[Document transcription data]

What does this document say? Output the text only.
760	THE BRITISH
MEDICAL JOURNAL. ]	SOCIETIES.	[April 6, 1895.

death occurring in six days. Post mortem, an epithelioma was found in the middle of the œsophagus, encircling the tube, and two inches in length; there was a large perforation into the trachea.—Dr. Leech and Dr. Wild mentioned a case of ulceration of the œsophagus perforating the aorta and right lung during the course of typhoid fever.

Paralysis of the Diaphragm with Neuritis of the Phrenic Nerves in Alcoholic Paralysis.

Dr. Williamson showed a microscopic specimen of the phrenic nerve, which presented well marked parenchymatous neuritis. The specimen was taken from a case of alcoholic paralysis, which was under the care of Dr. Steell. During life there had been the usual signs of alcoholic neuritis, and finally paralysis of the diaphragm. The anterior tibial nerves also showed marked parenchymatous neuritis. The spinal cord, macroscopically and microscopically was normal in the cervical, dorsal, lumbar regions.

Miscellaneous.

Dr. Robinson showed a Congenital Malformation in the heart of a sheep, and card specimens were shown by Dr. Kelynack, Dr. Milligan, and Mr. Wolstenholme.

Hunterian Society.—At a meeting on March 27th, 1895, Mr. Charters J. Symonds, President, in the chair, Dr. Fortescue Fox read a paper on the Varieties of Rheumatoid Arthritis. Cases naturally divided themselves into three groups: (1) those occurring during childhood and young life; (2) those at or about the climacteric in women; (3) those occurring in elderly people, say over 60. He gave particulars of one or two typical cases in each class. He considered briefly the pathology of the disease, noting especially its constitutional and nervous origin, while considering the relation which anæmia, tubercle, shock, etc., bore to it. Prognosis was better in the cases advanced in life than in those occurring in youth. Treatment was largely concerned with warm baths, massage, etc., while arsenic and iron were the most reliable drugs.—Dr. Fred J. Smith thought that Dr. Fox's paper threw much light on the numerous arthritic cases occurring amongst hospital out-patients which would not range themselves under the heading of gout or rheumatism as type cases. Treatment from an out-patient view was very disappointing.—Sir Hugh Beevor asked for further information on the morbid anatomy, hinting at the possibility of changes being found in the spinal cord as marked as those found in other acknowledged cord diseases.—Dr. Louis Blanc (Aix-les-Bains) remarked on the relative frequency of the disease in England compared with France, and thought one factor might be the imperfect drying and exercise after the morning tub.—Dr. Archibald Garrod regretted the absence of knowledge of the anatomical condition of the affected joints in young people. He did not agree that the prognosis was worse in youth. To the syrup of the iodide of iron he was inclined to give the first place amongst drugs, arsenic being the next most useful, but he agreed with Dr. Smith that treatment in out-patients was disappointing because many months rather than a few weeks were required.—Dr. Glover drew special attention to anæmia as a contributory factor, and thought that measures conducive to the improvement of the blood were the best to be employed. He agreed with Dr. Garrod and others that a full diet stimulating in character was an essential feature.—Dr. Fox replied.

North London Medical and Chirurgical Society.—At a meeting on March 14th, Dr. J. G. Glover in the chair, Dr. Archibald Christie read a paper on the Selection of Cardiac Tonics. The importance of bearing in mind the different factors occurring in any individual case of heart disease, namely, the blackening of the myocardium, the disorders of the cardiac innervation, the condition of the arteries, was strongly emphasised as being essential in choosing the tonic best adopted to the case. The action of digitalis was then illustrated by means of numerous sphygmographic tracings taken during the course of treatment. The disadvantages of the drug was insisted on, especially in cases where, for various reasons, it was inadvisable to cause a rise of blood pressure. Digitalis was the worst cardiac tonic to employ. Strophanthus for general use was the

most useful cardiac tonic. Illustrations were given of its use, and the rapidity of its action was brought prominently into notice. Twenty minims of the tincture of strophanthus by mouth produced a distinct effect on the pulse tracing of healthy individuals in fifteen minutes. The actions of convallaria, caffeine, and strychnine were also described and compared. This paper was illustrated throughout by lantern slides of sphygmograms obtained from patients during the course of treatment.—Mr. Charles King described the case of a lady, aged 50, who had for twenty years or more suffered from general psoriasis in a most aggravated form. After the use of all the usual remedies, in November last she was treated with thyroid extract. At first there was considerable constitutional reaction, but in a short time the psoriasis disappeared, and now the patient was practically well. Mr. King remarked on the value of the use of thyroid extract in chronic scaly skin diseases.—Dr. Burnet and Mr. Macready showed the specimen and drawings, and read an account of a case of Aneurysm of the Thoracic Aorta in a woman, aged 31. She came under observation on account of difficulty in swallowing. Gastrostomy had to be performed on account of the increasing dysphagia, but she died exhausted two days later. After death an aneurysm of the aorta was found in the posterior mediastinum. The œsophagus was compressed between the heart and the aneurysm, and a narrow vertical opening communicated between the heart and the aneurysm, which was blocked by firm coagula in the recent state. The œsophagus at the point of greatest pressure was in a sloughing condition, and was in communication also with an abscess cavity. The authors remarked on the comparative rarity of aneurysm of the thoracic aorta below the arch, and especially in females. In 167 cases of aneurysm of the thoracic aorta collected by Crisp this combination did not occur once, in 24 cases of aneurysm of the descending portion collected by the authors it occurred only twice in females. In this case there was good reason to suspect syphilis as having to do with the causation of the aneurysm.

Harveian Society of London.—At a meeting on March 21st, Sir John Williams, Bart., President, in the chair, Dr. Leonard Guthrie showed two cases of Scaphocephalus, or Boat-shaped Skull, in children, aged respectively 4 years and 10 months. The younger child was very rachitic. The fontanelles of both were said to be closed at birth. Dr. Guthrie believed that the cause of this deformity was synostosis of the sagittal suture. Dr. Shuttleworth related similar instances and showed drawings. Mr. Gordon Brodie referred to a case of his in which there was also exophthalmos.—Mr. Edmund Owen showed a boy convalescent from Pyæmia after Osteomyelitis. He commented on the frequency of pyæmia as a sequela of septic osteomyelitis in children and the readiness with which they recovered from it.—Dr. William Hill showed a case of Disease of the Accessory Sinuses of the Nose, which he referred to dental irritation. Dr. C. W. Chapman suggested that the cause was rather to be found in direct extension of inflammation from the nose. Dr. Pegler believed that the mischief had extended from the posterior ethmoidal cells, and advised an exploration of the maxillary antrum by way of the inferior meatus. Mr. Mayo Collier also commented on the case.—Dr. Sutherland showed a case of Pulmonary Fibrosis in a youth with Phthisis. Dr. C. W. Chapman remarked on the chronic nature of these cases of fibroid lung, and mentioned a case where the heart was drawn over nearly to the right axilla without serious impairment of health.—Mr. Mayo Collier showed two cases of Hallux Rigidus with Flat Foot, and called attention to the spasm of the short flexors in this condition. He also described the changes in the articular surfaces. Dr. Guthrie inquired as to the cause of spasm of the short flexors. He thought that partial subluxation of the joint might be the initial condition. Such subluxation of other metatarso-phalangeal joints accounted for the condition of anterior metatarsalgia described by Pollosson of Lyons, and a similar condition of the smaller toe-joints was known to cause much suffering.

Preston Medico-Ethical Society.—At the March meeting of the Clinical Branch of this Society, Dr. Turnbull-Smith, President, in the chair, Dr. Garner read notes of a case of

• **Task description**: All lines in the records that contain "taken" are to be copied and returned.

• **Problem solution**:
Dr. Williamson showed a microscopic specimen of the phrenic nerve, which presented well marked parenchymatous neuritis. The specimen was taken from a case of alcoholic paralysis, which was under the care of Dr. Steell. During life there had been the usual signs of alcoholic neuritis, and finally paralysis of the diaphragm. The anterior tibial nerves also showed marked parenchymatous neuritis. The spinal cord, macroscopically and microscopically was normal in the cervical, dorsal, lumbar regions.
North London Medical and Chirurgical Society.—At a meeting on March 14th, Dr. J. G. Glover in the chair, Dr. Archibald Christie read a paper on the Selection of Cardiac Tonics. The importance of bearing in mind the different factors occurring in any individual case of heart disease, namely, the blackening of the myocardium, the disorders of the cardiac innervation, the condition of the arteries, was strongly emphasised as being essential in choosing the tonic best adopted to the case. The action of digitalis was then illustrated by means of numerous sphygmographic tracings taken during the course of treatment. The disadvantages of the drug was insisted on, especially in cases where, for various reasons, it was inadvisable to cause a rise of blood pressure. Digitalis was the worst cardiac tonic to employ. Strophanthus for general use was the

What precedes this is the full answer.